- [TASK REQUIREMENTS] Count the lines below that contain the word "hotel", and reply with only that number.

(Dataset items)
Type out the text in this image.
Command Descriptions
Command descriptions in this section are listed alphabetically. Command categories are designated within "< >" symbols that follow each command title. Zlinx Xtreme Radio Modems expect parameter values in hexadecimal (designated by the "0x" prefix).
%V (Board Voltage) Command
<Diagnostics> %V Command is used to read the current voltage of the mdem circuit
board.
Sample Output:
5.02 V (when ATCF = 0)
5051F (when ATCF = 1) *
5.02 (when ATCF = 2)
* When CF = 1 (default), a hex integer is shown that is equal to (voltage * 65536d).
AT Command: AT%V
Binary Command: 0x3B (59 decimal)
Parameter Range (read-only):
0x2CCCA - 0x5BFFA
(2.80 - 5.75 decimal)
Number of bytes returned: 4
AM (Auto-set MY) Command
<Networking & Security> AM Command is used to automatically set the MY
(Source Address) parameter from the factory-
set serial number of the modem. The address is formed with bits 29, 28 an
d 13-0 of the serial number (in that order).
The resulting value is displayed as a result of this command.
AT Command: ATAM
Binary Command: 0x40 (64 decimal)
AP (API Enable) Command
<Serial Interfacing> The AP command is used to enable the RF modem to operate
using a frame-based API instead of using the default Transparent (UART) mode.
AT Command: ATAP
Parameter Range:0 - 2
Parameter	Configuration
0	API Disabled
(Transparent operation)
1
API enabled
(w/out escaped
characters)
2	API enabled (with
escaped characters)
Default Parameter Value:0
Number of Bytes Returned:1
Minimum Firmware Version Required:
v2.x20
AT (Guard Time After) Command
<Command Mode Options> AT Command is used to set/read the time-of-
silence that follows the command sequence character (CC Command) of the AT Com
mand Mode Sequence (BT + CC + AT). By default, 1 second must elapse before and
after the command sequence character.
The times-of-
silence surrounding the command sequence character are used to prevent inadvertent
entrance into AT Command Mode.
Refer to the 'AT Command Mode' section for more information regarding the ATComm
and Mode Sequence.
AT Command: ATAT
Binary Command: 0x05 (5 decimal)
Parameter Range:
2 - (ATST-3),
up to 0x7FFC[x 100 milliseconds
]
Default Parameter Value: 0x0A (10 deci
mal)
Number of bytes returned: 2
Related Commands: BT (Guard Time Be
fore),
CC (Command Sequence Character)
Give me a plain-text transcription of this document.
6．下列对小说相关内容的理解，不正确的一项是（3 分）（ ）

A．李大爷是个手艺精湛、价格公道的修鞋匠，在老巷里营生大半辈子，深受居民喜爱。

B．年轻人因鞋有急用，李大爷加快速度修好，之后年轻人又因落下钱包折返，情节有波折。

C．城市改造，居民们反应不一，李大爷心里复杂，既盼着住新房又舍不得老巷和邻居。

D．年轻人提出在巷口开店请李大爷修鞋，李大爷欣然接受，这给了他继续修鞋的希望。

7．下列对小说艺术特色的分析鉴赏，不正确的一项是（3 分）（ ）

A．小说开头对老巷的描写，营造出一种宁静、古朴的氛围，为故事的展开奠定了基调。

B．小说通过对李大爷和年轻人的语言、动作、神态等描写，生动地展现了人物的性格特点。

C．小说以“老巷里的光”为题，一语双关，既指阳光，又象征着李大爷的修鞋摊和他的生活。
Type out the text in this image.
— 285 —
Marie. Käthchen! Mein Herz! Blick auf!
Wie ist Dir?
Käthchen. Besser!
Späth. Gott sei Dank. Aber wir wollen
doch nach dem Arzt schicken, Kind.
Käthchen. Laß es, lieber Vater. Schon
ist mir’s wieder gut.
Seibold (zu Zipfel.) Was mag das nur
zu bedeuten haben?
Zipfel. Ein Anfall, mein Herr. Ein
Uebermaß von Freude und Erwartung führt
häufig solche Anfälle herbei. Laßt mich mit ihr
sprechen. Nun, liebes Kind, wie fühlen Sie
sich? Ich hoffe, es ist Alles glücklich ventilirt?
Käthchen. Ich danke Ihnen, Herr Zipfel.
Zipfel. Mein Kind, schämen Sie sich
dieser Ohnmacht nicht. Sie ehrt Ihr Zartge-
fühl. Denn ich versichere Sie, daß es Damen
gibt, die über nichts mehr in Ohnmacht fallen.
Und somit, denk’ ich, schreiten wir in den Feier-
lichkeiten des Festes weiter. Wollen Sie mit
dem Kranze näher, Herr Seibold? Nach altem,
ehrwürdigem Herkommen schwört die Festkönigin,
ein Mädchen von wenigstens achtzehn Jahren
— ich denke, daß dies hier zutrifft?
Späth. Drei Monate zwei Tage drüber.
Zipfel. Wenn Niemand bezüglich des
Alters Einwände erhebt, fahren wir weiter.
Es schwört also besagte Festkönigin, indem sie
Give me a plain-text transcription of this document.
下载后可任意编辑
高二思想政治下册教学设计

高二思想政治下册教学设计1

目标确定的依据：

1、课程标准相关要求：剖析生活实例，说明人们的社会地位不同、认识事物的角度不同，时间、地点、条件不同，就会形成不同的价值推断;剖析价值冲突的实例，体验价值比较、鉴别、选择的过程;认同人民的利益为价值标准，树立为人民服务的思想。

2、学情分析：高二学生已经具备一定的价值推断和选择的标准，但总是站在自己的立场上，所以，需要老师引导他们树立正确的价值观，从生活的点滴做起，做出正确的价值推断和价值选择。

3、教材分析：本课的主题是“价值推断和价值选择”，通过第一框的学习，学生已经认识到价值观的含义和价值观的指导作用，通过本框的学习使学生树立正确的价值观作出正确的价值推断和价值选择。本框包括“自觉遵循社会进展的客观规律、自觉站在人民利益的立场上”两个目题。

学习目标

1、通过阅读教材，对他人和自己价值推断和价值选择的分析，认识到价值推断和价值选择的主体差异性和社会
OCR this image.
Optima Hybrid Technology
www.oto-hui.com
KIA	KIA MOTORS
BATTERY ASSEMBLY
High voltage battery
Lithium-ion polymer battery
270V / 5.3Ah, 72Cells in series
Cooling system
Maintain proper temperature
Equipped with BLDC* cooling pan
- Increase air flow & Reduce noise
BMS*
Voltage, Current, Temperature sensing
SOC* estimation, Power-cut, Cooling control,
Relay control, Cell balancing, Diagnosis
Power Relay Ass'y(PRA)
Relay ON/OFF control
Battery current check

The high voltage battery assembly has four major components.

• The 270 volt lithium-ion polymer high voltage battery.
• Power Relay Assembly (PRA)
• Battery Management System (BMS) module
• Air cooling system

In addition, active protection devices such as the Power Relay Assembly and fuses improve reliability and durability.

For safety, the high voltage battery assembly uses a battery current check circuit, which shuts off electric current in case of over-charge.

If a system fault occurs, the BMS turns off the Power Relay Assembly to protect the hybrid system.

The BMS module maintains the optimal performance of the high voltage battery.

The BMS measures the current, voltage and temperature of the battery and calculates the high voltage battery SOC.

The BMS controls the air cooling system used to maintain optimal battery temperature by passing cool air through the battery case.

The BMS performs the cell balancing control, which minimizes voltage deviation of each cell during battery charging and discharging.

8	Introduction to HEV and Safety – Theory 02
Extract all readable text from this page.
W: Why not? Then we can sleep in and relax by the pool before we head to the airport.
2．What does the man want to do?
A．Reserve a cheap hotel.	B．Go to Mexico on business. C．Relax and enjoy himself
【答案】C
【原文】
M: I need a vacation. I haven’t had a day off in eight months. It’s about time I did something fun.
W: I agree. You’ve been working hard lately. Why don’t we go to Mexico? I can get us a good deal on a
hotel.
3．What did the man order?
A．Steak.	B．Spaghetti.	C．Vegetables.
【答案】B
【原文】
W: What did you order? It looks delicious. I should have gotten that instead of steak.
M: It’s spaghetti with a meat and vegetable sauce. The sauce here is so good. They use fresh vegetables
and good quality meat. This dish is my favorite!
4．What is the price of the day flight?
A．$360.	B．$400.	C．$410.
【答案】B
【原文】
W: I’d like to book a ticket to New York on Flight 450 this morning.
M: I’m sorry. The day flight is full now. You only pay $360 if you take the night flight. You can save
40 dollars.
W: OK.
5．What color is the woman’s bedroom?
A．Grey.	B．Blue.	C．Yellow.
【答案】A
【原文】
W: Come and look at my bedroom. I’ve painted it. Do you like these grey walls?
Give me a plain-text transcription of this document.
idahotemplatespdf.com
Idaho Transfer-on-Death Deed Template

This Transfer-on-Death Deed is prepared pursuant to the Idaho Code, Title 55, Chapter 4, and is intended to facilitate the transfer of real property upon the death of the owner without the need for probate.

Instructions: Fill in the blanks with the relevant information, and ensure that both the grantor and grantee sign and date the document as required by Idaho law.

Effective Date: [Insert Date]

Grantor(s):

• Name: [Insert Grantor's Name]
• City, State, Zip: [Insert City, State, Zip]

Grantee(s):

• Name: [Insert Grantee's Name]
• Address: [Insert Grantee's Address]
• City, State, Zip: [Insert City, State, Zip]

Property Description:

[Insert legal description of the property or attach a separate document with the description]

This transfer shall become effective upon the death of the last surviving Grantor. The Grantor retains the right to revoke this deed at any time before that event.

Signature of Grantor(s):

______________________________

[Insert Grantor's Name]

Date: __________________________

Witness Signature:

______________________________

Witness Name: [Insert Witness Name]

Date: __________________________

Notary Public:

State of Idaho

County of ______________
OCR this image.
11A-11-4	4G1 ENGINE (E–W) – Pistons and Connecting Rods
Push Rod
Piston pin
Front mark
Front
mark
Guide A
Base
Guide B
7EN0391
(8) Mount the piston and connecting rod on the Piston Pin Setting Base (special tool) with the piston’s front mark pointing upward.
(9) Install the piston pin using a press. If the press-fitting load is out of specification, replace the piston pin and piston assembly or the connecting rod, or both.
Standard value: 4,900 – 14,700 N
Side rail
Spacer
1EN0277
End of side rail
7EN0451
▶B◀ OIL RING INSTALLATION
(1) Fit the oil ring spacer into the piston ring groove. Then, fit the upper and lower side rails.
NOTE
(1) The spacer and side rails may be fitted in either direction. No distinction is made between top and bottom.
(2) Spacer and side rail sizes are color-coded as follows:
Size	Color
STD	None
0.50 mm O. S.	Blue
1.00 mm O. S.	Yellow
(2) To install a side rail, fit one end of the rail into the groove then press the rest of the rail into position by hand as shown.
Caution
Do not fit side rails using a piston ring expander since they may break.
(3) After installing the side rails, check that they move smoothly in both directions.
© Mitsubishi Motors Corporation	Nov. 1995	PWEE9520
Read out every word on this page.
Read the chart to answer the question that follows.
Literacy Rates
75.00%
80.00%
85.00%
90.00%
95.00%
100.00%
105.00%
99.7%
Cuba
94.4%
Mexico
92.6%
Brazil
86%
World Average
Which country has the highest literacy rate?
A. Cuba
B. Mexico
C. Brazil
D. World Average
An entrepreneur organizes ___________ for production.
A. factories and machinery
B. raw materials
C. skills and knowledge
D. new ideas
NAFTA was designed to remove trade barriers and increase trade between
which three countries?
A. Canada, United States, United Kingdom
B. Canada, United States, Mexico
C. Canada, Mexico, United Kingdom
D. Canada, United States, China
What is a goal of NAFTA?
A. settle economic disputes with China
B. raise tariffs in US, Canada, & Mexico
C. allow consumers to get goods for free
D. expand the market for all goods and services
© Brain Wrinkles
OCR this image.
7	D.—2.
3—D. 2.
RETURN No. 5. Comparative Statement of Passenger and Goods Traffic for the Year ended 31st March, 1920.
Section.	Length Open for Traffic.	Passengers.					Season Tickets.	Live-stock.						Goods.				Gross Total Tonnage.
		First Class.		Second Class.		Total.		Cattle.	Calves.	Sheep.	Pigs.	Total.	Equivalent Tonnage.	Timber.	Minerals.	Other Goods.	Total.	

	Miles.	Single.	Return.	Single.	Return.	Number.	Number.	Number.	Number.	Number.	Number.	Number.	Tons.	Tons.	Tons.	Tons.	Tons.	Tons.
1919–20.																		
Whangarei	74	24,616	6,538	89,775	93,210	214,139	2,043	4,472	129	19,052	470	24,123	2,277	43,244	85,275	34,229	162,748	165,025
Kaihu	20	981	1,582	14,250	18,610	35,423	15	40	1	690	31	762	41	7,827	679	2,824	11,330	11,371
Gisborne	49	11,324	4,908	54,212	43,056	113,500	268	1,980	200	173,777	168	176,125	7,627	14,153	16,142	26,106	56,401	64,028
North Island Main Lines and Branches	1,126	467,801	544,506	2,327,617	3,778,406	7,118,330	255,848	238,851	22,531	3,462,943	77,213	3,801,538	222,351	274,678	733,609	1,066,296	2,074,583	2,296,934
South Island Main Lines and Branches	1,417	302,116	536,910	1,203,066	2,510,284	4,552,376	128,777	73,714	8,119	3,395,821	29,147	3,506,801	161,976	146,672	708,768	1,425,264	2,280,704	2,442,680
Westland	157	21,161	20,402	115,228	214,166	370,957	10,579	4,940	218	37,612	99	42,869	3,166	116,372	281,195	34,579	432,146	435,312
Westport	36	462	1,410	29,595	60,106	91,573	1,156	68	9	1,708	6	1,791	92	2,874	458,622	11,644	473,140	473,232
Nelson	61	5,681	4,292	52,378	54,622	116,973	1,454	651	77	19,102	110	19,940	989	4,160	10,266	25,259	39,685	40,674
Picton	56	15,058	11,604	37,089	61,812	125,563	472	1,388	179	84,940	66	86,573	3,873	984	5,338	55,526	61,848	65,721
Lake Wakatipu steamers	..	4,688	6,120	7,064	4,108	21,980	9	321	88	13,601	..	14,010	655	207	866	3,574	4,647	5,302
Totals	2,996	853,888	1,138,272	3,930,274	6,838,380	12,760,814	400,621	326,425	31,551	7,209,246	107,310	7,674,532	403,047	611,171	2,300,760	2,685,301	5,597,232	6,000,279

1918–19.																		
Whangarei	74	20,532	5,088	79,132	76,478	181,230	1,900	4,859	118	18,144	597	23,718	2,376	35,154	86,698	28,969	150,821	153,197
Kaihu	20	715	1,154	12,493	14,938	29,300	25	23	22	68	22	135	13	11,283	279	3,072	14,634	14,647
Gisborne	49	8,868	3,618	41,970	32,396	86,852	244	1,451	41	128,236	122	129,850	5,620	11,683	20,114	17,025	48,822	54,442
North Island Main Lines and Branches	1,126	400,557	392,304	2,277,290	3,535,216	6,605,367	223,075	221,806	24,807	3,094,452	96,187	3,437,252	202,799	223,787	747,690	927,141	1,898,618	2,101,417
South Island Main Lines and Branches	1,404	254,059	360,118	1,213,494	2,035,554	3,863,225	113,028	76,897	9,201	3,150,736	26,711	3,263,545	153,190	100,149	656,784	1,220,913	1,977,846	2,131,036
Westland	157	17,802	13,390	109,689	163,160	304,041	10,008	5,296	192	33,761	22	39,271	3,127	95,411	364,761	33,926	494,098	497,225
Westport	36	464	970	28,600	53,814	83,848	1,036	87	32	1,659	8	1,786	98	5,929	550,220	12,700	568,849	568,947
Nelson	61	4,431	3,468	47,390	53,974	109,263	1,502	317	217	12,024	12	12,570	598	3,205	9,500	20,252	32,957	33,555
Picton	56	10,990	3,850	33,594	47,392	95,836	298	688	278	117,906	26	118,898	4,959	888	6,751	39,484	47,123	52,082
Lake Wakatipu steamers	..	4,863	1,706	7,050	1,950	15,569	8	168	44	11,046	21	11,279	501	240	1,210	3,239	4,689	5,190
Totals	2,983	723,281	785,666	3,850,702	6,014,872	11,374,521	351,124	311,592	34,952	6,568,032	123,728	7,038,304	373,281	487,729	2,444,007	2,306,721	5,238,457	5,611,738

- [FINAL RESULT] 2